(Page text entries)

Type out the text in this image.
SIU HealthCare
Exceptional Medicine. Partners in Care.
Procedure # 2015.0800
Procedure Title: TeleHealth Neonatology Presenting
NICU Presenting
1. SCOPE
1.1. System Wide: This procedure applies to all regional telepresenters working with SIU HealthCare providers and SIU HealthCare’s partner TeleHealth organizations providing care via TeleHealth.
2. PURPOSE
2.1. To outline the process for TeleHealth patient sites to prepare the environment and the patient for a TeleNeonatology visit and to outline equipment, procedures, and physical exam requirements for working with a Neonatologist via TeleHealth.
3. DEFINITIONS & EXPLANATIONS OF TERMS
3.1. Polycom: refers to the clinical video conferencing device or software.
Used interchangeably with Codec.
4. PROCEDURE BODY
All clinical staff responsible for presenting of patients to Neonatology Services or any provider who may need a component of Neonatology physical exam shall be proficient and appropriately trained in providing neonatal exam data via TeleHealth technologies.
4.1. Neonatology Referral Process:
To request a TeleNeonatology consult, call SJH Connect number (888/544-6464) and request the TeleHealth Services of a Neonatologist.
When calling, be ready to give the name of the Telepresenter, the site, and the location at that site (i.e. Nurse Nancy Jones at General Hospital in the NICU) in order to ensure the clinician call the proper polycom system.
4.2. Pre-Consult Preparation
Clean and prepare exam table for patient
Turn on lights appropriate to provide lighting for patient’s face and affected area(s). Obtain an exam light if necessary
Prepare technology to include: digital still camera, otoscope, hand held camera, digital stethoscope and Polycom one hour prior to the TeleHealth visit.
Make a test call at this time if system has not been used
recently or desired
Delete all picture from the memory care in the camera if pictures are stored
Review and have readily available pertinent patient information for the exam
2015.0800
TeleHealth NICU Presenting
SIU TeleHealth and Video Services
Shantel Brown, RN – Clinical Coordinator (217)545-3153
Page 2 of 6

TASK. Write out all the data exactly.

RESULT OF THE EXERCISE.
Type out the text in this image.
SIU HealthCare
Exceptional Medicine. Partners in Care.
Procedure # 2015.0800
Procedure Title: TeleHealth Neonatology Presenting
NICU Presenting
1. SCOPE
1.1. System Wide: This procedure applies to all regional telepresenters working with SIU HealthCare providers and SIU HealthCare’s partner TeleHealth organizations providing care via TeleHealth.
2. PURPOSE
2.1. To outline the process for TeleHealth patient sites to prepare the environment and the patient for a TeleNeonatology visit and to outline equipment, procedures, and physical exam requirements for working with a Neonatologist via TeleHealth.
3. DEFINITIONS & EXPLANATIONS OF TERMS
3.1. Polycom: refers to the clinical video conferencing device or software.
Used interchangeably with Codec.
4. PROCEDURE BODY
All clinical staff responsible for presenting of patients to Neonatology Services or any provider who may need a component of Neonatology physical exam shall be proficient and appropriately trained in providing neonatal exam data via TeleHealth technologies.
4.1. Neonatology Referral Process:
To request a TeleNeonatology consult, call SJH Connect number (888/544-6464) and request the TeleHealth Services of a Neonatologist.
When calling, be ready to give the name of the Telepresenter, the site, and the location at that site (i.e. Nurse Nancy Jones at General Hospital in the NICU) in order to ensure the clinician call the proper polycom system.
4.2. Pre-Consult Preparation
Clean and prepare exam table for patient
Turn on lights appropriate to provide lighting for patient’s face and affected area(s). Obtain an exam light if necessary
Prepare technology to include: digital still camera, otoscope, hand held camera, digital stethoscope and Polycom one hour prior to the TeleHealth visit.
Make a test call at this time if system has not been used
recently or desired
Delete all picture from the memory care in the camera if pictures are stored
Review and have readily available pertinent patient information for the exam
2015.0800
TeleHealth NICU Presenting
SIU TeleHealth and Video Services
Shantel Brown, RN – Clinical Coordinator (217)545-3153
Page 2 of 6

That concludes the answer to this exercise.